» GIVEN EXERCISE
Reproduce each line from the records that holds "document".
** BEGIN **
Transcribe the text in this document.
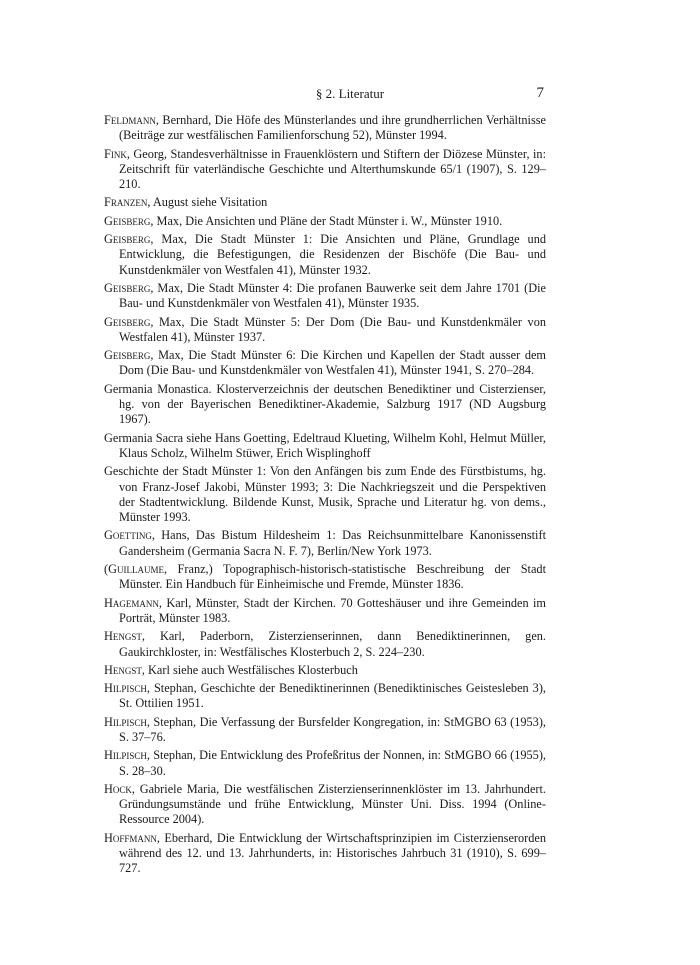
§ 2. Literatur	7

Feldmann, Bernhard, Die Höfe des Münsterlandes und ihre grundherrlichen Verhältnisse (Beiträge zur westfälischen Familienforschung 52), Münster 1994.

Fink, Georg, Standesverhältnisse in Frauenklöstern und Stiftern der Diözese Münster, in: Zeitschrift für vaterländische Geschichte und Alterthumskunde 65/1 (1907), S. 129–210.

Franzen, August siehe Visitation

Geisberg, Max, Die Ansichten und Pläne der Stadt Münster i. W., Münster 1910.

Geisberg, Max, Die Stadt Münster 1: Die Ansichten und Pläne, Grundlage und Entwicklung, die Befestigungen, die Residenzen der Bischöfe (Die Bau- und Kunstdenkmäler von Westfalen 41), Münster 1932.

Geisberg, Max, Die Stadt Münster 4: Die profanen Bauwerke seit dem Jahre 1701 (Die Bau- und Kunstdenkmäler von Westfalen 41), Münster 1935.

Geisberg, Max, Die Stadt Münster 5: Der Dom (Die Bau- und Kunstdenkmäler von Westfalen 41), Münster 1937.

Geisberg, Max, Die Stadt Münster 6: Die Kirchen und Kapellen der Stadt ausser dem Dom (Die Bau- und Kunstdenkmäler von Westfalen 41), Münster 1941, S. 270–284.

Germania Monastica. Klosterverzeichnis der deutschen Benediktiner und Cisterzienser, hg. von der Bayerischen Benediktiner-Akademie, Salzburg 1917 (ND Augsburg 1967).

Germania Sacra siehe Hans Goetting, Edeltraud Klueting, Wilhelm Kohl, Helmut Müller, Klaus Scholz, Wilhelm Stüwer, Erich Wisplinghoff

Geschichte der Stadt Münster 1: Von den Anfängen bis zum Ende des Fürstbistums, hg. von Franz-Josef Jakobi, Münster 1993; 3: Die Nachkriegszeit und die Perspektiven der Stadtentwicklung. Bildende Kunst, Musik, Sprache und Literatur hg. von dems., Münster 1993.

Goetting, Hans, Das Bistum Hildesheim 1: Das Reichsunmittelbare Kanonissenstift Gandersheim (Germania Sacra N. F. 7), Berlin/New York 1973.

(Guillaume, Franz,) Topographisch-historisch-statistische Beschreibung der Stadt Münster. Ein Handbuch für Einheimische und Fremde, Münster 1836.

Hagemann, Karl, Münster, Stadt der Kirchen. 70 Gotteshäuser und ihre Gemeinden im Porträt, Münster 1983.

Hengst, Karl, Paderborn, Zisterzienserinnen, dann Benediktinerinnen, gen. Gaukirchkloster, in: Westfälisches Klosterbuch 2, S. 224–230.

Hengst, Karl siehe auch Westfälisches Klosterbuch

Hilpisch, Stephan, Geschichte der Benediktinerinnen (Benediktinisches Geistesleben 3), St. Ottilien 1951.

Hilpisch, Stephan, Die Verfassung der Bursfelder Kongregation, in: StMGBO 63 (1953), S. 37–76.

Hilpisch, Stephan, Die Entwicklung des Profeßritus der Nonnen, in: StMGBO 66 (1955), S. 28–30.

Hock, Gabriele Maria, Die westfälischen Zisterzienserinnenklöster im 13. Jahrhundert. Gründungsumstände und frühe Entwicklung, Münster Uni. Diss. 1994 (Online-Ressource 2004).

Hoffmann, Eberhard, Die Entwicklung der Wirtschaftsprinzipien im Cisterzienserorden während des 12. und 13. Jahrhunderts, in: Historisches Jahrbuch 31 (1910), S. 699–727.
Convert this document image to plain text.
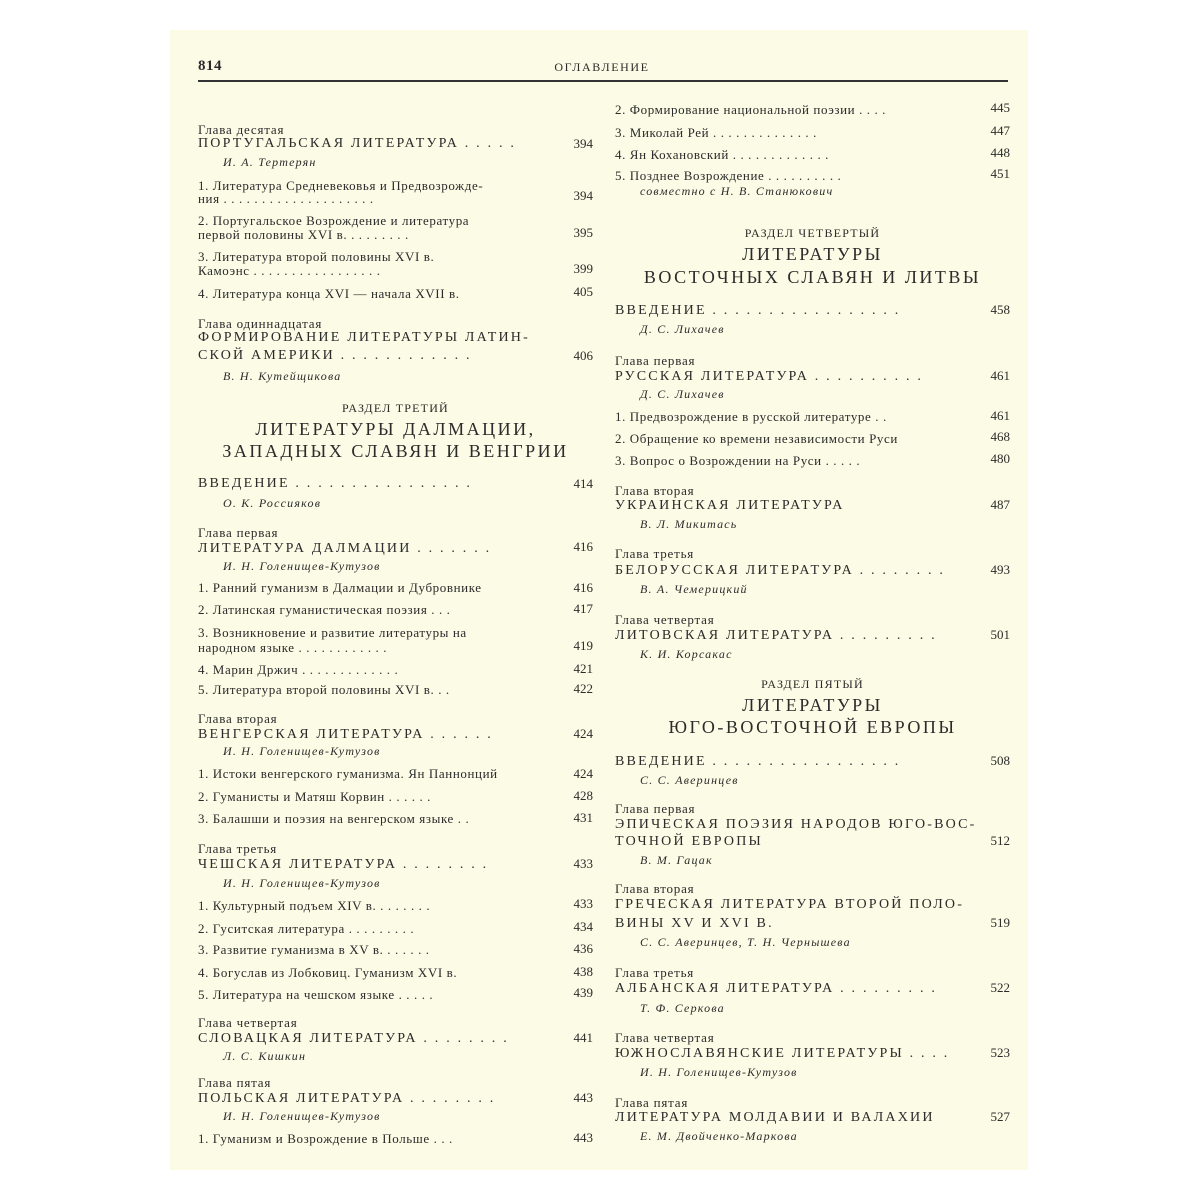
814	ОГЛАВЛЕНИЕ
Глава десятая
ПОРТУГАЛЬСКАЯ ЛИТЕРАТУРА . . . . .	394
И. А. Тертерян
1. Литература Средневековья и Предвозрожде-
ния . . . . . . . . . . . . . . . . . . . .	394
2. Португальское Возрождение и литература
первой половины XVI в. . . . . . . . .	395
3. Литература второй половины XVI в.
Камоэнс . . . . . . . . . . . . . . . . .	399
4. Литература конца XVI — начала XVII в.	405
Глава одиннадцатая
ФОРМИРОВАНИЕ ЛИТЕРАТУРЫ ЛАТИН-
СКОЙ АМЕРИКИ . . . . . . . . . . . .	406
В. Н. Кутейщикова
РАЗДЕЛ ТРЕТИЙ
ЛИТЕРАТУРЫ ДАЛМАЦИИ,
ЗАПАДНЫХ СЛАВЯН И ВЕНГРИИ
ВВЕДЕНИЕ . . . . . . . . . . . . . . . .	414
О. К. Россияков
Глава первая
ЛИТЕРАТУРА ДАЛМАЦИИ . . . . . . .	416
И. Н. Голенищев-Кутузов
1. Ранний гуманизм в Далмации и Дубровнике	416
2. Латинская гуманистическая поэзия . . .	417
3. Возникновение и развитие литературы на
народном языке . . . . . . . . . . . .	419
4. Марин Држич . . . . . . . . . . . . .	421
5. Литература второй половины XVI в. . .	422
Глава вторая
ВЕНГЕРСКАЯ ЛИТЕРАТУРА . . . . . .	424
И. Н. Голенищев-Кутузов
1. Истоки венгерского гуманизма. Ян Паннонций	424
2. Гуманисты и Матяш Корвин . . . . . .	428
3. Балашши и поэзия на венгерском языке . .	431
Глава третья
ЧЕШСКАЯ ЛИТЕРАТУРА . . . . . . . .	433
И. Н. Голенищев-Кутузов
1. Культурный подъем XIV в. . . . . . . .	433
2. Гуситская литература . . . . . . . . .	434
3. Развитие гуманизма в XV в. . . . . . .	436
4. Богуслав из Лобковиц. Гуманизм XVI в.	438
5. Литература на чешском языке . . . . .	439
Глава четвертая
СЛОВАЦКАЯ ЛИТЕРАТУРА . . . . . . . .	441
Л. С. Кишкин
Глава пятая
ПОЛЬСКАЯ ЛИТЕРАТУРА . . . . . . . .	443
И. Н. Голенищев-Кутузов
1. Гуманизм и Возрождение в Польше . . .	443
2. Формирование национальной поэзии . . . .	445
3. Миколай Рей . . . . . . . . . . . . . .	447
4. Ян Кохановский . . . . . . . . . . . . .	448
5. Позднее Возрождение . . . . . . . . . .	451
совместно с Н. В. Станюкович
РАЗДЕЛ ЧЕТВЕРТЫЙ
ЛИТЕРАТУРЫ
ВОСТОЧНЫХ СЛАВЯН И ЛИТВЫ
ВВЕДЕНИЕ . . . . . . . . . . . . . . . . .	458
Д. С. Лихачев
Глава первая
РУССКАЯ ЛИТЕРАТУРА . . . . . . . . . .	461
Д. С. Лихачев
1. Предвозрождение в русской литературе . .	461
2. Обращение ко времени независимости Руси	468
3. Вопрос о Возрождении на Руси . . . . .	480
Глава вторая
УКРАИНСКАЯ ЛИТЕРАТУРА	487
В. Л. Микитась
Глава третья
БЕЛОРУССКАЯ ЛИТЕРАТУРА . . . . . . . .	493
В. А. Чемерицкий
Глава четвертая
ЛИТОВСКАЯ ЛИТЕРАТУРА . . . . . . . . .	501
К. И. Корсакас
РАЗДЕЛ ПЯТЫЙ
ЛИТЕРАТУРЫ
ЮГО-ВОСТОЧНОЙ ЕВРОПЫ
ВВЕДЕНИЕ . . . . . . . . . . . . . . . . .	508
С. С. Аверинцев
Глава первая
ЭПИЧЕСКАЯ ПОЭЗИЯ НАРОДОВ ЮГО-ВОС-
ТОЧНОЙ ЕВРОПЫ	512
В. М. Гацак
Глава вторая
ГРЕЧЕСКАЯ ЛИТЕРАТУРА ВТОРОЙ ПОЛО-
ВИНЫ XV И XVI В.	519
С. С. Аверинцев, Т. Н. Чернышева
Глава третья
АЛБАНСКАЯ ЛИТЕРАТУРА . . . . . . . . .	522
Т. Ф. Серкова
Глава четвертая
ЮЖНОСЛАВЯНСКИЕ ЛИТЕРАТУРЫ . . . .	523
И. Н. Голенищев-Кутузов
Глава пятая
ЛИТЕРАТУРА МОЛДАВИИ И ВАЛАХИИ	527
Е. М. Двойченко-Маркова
** END **
» OUTPUT FOR THIS TASK
Transcribe the text in this document.
Convert this document image to plain text.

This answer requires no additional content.